#### Texte retenu

“Je crois la période propice aux débats sur le sujet, et de manière plus générale sur le fonctionnement de notre secteur.” Joris Mathieu

Depuis le début de la crise, le “numérique” s’est imposé brutalement aux artistes et aux institutions culturelles, et particulièrement dans le spectacle vivant.

Générant des réactions parfois brutales, radicales, le numérique, perçu par le prisme de l’objet technologique, enferme dans un écran. La question de la dématérialisation de l’œuvre est la première approche qui vient à l’esprit. Le secteur y répond d’une voix quasiment unanime.

Je ne défendrai en aucun cas un monde d’après qui serait celui du virtuel. Le théâtre du XXIe siècle que j’entends fabriquer est un lieu qui saura accueillir la pensée de l’autre, où l’on saura le regarder, le ressentir. Et pour cela, on a besoin de « présentiel », comme on dit à l’hôpital. C’est pourquoi, pendant le confinement, j’ai refusé que les spectacles du Théâtre de la Ville soient proposés sur une plateforme en ligne, comme l’ont fait d’autres institutions culturelles. et la rencontre du public et de l’œuvre dans les lieux culturels est irremplaçable.

########

*Liste des tâches*
• A. Dans le texte sur le numérique dans le spectacle vivant, reformulez sous forme de liste le paragraphe qui commence par « Générant des réactions », sans perdre ses faits principaux.
• B. Transcrivez fidèlement le passage du texte sur le numérique dans le spectacle vivant qui commence par « Générant des réactions » et se poursuit jusqu'à « voix quasiment unanime. ».

#### Données affichées

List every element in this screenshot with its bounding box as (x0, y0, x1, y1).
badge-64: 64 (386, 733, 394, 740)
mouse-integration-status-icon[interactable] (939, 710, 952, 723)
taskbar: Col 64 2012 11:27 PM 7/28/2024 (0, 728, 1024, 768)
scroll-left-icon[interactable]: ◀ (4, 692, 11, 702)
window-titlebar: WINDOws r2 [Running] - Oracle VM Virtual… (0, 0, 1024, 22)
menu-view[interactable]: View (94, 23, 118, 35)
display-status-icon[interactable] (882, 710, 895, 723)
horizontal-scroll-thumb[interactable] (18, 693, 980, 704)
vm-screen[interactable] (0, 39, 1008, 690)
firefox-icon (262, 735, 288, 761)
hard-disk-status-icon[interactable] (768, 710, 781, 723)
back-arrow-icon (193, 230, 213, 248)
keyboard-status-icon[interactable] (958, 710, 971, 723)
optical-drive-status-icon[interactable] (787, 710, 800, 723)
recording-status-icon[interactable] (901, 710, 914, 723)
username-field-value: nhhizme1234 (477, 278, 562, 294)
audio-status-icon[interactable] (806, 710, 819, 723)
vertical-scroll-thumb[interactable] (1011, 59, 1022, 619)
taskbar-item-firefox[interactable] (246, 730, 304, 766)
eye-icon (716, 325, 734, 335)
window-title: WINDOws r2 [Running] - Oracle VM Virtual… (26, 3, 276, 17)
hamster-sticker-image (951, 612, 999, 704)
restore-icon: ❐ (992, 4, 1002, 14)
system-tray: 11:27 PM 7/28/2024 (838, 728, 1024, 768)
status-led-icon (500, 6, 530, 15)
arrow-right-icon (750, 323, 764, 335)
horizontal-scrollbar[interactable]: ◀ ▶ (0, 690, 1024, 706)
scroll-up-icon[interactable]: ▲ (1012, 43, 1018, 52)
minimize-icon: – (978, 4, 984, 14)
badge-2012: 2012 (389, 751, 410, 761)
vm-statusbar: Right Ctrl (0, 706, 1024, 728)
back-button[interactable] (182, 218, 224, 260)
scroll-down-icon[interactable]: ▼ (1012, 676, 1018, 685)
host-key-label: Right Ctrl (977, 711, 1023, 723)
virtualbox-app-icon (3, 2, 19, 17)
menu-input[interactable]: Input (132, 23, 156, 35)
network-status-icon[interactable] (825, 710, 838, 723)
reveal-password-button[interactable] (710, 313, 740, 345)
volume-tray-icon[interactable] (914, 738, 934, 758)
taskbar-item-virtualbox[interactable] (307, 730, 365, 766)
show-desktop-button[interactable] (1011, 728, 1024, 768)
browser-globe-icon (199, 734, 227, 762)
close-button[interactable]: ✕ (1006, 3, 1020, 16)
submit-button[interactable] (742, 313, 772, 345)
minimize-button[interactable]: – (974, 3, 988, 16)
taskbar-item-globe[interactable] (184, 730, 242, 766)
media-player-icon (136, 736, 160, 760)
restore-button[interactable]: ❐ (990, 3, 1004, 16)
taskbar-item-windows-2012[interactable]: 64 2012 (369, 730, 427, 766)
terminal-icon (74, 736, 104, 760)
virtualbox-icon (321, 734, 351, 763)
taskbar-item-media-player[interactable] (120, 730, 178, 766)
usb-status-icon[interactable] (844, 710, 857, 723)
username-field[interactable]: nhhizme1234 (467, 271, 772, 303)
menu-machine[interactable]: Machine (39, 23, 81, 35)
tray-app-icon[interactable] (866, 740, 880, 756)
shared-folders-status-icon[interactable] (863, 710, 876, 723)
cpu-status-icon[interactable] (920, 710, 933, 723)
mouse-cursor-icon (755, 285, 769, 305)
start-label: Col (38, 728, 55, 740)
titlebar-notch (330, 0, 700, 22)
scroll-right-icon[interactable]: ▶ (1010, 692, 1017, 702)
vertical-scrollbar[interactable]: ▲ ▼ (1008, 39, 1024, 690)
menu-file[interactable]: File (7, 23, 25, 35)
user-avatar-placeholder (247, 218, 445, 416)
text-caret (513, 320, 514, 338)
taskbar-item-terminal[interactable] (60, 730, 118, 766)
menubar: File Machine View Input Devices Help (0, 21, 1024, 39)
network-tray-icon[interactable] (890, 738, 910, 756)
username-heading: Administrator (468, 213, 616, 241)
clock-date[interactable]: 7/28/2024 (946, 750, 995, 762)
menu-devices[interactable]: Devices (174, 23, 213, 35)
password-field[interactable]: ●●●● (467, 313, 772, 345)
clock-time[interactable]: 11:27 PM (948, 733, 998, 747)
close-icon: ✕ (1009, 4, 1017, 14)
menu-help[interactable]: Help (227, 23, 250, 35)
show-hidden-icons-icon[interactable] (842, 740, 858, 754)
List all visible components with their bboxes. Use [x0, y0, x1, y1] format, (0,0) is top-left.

########
#### Données affichées

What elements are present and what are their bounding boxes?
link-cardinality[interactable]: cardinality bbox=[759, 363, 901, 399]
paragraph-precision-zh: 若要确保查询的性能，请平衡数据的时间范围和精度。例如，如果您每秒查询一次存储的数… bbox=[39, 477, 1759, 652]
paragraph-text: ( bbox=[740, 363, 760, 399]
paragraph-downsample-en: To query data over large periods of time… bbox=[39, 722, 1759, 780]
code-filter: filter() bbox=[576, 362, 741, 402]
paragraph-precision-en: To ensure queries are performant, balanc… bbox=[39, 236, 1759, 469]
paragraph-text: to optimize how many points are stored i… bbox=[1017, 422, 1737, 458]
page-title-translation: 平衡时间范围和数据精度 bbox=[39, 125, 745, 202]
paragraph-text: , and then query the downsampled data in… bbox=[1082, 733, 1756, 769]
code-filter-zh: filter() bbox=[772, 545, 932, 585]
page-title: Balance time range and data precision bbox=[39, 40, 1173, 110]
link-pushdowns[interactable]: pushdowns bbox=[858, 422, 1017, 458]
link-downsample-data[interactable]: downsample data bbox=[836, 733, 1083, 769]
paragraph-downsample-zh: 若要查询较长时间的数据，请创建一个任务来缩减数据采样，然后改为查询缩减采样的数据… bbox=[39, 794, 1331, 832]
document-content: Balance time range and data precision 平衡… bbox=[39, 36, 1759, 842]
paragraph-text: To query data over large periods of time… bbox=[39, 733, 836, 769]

########

*Corrigé de l'exercice*
• A.
- Le numérique provoque des réactions parfois brutales et radicales.
- Perçu à travers l'objet technologique, il enferme dans un écran.
- La dématérialisation de l'œuvre est la première question qui vient à l'esprit.
- Le secteur y répond d'une voix presque unanime.

• B.
Générant des réactions parfois brutales, radicales, le numérique, perçu par le prisme de l’objet technologique, enferme dans un écran. La question de la dématérialisation de l’œuvre est la première approche qui vient à l’esprit. Le secteur y répond d’une voix quasiment unanime.